PROVIDED MATERIAL:
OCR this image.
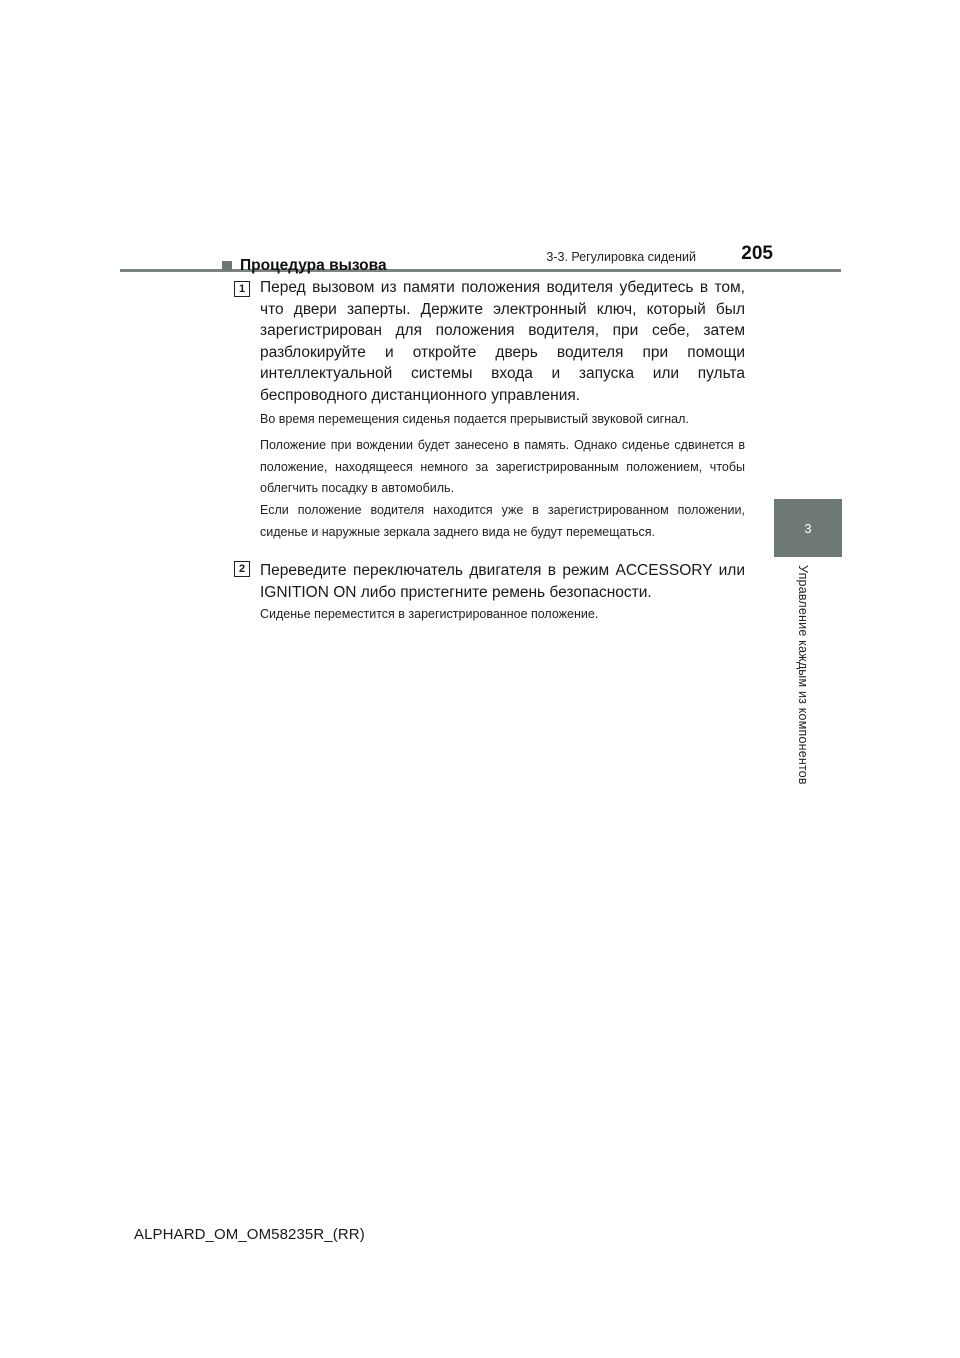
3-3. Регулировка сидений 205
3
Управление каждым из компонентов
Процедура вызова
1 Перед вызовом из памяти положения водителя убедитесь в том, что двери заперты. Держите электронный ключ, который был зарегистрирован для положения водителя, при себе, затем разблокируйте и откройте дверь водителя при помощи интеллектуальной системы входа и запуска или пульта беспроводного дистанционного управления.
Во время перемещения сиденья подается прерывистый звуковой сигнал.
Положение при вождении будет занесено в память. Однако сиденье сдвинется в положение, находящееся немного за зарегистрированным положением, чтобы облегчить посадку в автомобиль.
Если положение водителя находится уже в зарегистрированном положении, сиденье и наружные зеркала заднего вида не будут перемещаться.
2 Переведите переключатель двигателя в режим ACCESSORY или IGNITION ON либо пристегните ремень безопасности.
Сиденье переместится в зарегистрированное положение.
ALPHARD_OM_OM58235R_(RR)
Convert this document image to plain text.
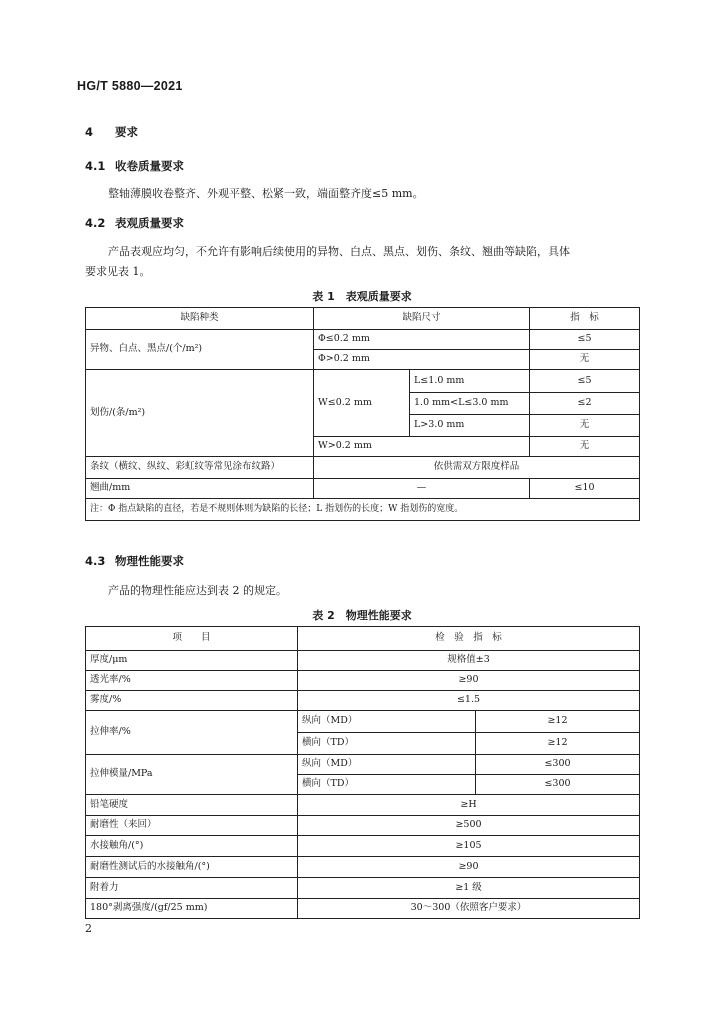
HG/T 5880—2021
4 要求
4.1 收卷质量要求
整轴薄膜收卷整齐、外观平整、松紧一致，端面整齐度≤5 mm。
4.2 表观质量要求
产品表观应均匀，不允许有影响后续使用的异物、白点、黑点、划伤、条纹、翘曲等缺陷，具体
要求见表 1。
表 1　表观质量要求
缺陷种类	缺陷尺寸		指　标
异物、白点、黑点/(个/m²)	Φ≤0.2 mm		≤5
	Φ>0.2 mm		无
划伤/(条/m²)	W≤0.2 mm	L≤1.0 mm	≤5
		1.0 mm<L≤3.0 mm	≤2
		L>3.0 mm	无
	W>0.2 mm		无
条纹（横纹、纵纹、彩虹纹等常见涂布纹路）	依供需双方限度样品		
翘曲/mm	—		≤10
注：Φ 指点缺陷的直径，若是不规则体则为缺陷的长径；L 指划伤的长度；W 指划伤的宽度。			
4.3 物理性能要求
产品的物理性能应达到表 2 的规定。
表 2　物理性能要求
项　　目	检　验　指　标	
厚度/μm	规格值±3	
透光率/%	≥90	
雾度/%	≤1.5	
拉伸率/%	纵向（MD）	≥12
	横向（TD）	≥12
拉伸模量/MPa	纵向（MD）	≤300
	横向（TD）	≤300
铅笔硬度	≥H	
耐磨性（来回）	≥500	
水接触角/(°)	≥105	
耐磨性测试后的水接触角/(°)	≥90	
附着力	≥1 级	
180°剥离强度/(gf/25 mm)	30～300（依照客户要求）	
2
---
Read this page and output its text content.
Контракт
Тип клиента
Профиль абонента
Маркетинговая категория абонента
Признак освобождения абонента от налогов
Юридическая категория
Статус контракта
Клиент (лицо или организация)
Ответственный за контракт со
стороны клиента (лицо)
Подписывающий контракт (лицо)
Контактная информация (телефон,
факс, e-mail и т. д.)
--
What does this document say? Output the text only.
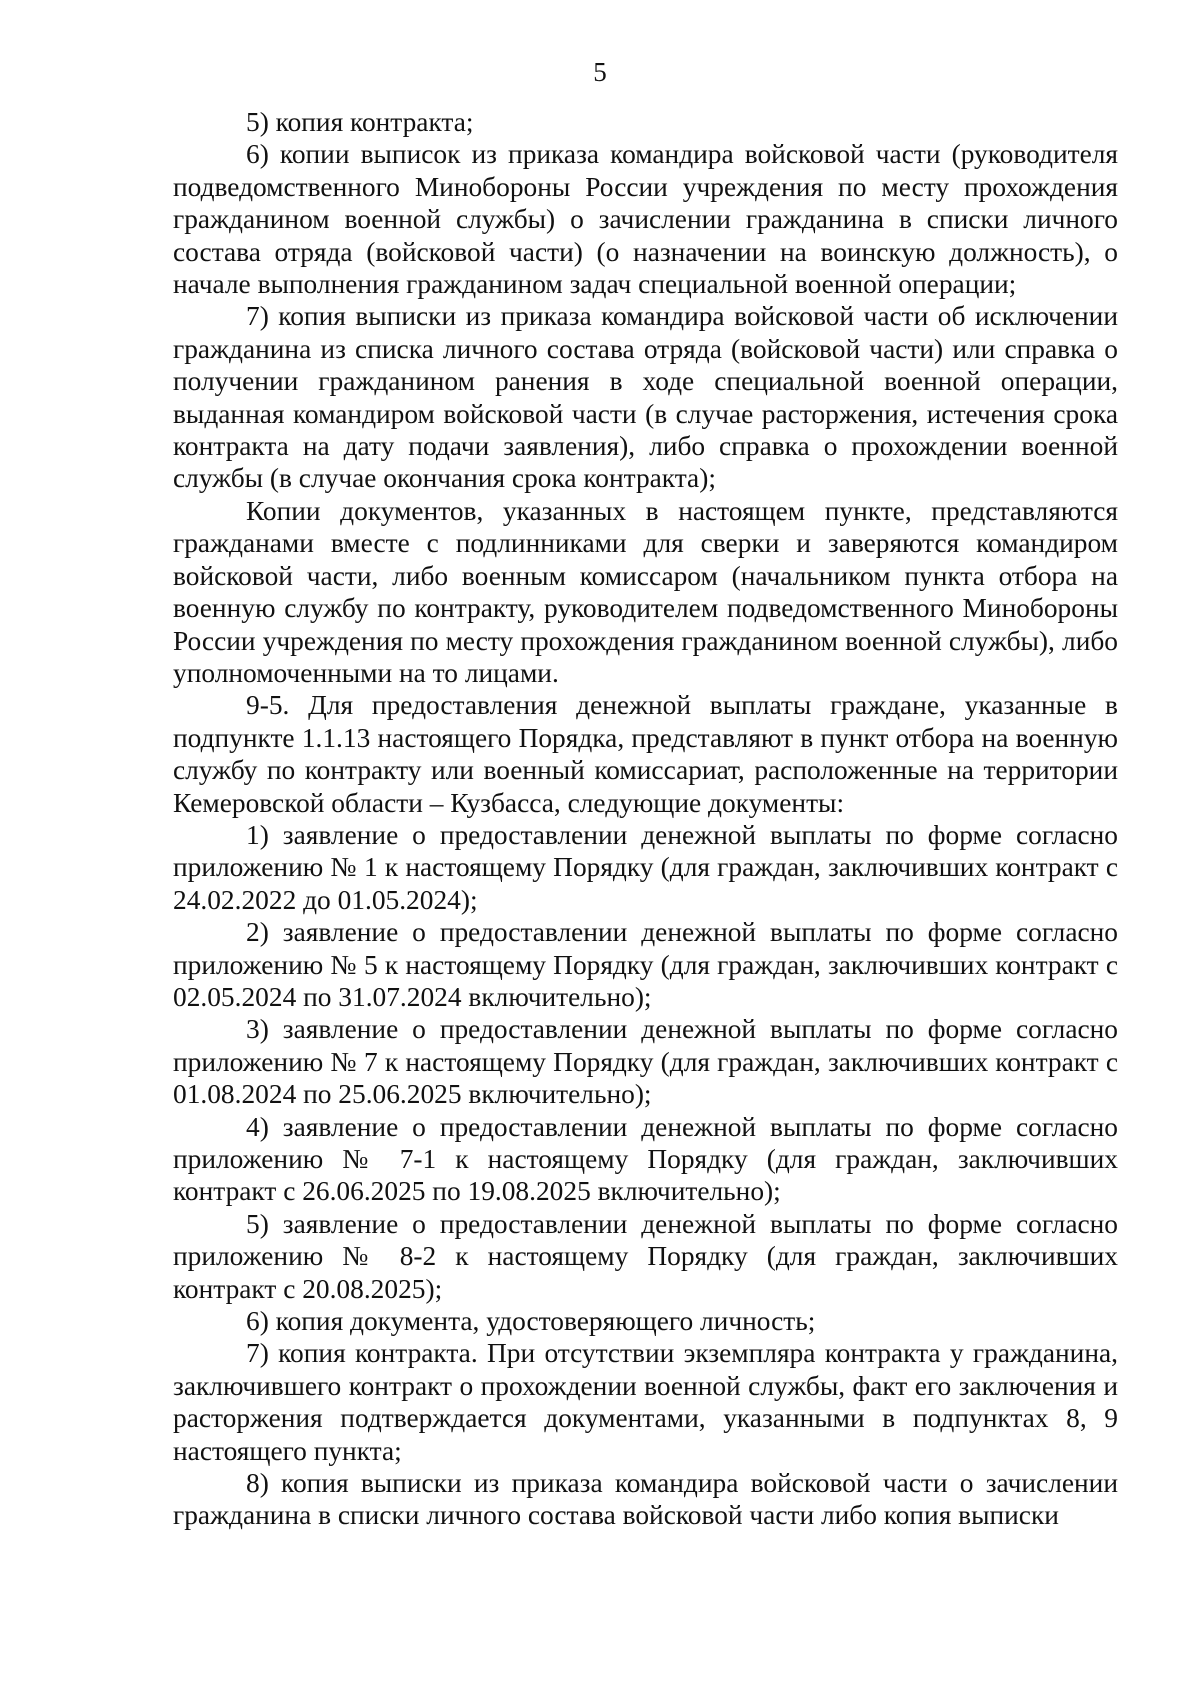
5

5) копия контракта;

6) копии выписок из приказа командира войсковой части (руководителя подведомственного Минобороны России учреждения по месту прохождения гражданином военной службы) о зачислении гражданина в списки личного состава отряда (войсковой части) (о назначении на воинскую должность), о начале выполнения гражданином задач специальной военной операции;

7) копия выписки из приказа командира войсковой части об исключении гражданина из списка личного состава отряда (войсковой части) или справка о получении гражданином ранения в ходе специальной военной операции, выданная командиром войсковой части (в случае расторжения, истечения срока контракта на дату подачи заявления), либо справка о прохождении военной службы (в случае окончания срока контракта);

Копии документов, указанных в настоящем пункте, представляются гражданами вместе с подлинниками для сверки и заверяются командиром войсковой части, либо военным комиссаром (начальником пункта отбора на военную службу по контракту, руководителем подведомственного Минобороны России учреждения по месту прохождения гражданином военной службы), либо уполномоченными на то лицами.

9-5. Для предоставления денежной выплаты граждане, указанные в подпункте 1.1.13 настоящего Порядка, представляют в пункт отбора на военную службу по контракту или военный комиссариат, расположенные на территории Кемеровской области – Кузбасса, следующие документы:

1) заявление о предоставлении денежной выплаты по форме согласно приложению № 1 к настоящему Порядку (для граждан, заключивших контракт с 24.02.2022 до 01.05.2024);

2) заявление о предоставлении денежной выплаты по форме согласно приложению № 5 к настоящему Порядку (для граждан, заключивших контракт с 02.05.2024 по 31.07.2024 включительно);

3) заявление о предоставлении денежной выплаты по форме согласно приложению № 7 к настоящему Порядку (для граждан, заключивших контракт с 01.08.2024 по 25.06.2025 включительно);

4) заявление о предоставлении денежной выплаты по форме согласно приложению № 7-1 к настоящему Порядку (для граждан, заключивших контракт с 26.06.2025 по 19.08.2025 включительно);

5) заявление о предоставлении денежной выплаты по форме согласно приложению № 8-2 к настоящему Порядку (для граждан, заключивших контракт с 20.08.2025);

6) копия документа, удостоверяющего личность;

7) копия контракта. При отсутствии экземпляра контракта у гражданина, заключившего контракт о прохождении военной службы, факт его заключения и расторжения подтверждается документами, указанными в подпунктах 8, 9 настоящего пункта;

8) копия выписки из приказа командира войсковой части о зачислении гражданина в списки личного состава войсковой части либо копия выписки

TO DO: Show the lines where the word "специальной" appears in the entries.

EXERCISE SOLUTION:
6) копии выписок из приказа командира войсковой части (руководителя подведомственного Минобороны России учреждения по месту прохождения гражданином военной службы) о зачислении гражданина в списки личного состава отряда (войсковой части) (о назначении на воинскую должность), о начале выполнения гражданином задач специальной военной операции;
7) копия выписки из приказа командира войсковой части об исключении гражданина из списка личного состава отряда (войсковой части) или справка о получении гражданином ранения в ходе специальной военной операции, выданная командиром войсковой части (в случае расторжения, истечения срока контракта на дату подачи заявления), либо справка о прохождении военной службы (в случае окончания срока контракта);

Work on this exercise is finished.